**Required task**
Repeat the material word for word, from its first line through the line holding "footer-text: ANUAL — [494, 1237, 527, 1247]", with both of those lines included.

▼

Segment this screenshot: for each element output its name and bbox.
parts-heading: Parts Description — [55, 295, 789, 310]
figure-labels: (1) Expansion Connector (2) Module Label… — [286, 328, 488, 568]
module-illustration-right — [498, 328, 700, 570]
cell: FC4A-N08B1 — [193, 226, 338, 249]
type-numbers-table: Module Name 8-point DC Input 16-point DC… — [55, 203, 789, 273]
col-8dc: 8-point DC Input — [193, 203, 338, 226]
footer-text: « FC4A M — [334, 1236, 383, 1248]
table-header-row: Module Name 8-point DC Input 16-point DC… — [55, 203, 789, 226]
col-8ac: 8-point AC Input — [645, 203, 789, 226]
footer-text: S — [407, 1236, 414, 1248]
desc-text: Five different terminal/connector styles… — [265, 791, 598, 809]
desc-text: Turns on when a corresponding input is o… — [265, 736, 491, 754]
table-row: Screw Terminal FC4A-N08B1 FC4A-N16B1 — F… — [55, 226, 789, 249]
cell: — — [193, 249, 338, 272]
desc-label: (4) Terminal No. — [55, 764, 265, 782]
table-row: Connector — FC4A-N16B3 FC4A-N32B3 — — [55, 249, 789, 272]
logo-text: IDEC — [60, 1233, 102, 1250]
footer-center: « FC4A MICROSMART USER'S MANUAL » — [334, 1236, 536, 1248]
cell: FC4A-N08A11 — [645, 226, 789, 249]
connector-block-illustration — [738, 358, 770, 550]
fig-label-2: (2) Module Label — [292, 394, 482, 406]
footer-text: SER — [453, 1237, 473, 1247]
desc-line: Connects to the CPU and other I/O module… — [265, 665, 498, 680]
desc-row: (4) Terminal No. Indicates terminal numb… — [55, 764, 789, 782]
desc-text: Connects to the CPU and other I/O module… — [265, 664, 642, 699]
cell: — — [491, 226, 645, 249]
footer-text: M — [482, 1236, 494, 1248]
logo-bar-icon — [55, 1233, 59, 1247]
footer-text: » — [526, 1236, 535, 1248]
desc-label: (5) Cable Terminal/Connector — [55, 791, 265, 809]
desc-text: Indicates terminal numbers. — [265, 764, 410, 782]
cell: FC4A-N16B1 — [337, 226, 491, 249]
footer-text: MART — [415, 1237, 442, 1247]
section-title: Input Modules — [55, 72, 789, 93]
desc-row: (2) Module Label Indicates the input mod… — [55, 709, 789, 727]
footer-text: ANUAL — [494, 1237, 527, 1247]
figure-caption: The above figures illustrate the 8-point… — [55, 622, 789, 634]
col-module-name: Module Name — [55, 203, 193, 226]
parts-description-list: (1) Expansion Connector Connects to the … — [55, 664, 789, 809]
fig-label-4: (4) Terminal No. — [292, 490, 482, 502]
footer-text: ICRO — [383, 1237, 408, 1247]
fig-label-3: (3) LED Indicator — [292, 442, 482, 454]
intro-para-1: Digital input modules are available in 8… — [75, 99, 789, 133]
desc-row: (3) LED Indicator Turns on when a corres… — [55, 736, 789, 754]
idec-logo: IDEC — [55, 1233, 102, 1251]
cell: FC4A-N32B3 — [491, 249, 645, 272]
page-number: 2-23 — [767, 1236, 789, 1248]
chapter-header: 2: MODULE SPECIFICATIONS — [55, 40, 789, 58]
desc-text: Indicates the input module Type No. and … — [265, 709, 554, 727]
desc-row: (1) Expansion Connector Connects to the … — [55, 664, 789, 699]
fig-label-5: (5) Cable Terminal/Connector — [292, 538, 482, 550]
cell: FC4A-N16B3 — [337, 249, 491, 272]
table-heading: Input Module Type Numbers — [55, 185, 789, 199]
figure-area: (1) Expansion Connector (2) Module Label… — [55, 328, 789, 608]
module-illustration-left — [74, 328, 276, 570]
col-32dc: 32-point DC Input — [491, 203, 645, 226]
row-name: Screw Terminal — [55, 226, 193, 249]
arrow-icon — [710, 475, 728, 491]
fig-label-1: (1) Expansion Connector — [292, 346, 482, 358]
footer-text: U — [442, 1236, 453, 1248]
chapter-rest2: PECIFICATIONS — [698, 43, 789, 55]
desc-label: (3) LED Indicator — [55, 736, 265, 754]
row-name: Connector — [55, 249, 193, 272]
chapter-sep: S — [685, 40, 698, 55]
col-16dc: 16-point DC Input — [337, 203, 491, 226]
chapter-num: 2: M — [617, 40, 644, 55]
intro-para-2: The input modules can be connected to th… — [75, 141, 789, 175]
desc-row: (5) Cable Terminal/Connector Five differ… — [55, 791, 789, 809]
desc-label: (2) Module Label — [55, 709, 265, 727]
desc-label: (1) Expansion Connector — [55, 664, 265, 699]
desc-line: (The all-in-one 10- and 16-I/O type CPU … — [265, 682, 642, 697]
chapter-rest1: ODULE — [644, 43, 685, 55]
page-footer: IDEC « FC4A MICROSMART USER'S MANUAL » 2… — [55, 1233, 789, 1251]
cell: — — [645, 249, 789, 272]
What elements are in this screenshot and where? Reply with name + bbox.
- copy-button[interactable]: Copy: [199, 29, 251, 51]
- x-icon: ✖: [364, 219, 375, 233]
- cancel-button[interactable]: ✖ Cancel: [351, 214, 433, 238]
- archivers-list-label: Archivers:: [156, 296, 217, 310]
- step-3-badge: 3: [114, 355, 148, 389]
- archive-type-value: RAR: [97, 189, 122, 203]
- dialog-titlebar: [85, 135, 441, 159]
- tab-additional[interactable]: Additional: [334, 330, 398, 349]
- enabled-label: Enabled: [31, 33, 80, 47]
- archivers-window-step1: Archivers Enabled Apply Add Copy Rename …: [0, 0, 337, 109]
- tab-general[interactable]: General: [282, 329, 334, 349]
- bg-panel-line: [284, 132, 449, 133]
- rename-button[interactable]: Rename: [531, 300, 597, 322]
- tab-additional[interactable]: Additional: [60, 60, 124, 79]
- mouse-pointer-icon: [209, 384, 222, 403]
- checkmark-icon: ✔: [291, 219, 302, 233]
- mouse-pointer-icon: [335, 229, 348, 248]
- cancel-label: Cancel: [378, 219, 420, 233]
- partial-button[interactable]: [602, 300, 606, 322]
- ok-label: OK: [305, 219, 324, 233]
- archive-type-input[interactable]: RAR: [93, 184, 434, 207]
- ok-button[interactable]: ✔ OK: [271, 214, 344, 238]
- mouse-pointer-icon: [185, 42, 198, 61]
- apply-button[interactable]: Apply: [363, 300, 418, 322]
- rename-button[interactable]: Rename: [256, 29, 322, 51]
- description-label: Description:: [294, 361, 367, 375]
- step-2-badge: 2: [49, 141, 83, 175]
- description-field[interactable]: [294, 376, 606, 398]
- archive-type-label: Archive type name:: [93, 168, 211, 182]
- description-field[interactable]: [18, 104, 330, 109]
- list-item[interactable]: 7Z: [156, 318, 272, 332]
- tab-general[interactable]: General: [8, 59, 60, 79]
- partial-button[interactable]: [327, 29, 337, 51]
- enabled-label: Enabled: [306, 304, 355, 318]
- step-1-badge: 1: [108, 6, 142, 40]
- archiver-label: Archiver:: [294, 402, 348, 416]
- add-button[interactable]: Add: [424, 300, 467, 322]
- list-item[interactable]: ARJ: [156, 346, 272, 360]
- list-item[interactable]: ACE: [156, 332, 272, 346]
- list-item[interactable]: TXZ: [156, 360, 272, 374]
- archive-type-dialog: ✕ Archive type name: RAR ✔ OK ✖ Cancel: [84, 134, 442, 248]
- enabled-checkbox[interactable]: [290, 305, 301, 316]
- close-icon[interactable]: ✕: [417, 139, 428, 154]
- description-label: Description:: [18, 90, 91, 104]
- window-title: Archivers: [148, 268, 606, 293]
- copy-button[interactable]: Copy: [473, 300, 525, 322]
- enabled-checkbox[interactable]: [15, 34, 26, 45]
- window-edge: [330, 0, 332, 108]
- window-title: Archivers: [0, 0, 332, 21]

▲

**Full output**
Segment this screenshot: for each element output its name and bbox.
parts-heading: Parts Description — [55, 295, 789, 310]
figure-labels: (1) Expansion Connector (2) Module Label… — [286, 328, 488, 568]
module-illustration-right — [498, 328, 700, 570]
cell: FC4A-N08B1 — [193, 226, 338, 249]
type-numbers-table: Module Name 8-point DC Input 16-point DC… — [55, 203, 789, 273]
col-8dc: 8-point DC Input — [193, 203, 338, 226]
footer-text: « FC4A M — [334, 1236, 383, 1248]
table-header-row: Module Name 8-point DC Input 16-point DC… — [55, 203, 789, 226]
col-8ac: 8-point AC Input — [645, 203, 789, 226]
footer-text: S — [407, 1236, 414, 1248]
desc-text: Five different terminal/connector styles… — [265, 791, 598, 809]
desc-text: Turns on when a corresponding input is o… — [265, 736, 491, 754]
table-row: Screw Terminal FC4A-N08B1 FC4A-N16B1 — F… — [55, 226, 789, 249]
cell: — — [193, 249, 338, 272]
desc-label: (4) Terminal No. — [55, 764, 265, 782]
table-row: Connector — FC4A-N16B3 FC4A-N32B3 — — [55, 249, 789, 272]
logo-text: IDEC — [60, 1233, 102, 1250]
footer-center: « FC4A MICROSMART USER'S MANUAL » — [334, 1236, 536, 1248]
cell: FC4A-N08A11 — [645, 226, 789, 249]
connector-block-illustration — [738, 358, 770, 550]
fig-label-2: (2) Module Label — [292, 394, 482, 406]
footer-text: SER — [453, 1237, 473, 1247]
desc-line: Connects to the CPU and other I/O module… — [265, 665, 498, 680]
desc-row: (4) Terminal No. Indicates terminal numb… — [55, 764, 789, 782]
desc-text: Connects to the CPU and other I/O module… — [265, 664, 642, 699]
cell: — — [491, 226, 645, 249]
footer-text: M — [482, 1236, 494, 1248]
logo-bar-icon — [55, 1233, 59, 1247]
footer-text: » — [526, 1236, 535, 1248]
desc-label: (5) Cable Terminal/Connector — [55, 791, 265, 809]
desc-text: Indicates terminal numbers. — [265, 764, 410, 782]
cell: FC4A-N16B1 — [337, 226, 491, 249]
footer-text: MART — [415, 1237, 442, 1247]
section-title: Input Modules — [55, 72, 789, 93]
desc-row: (2) Module Label Indicates the input mod… — [55, 709, 789, 727]
footer-text: ANUAL — [494, 1237, 527, 1247]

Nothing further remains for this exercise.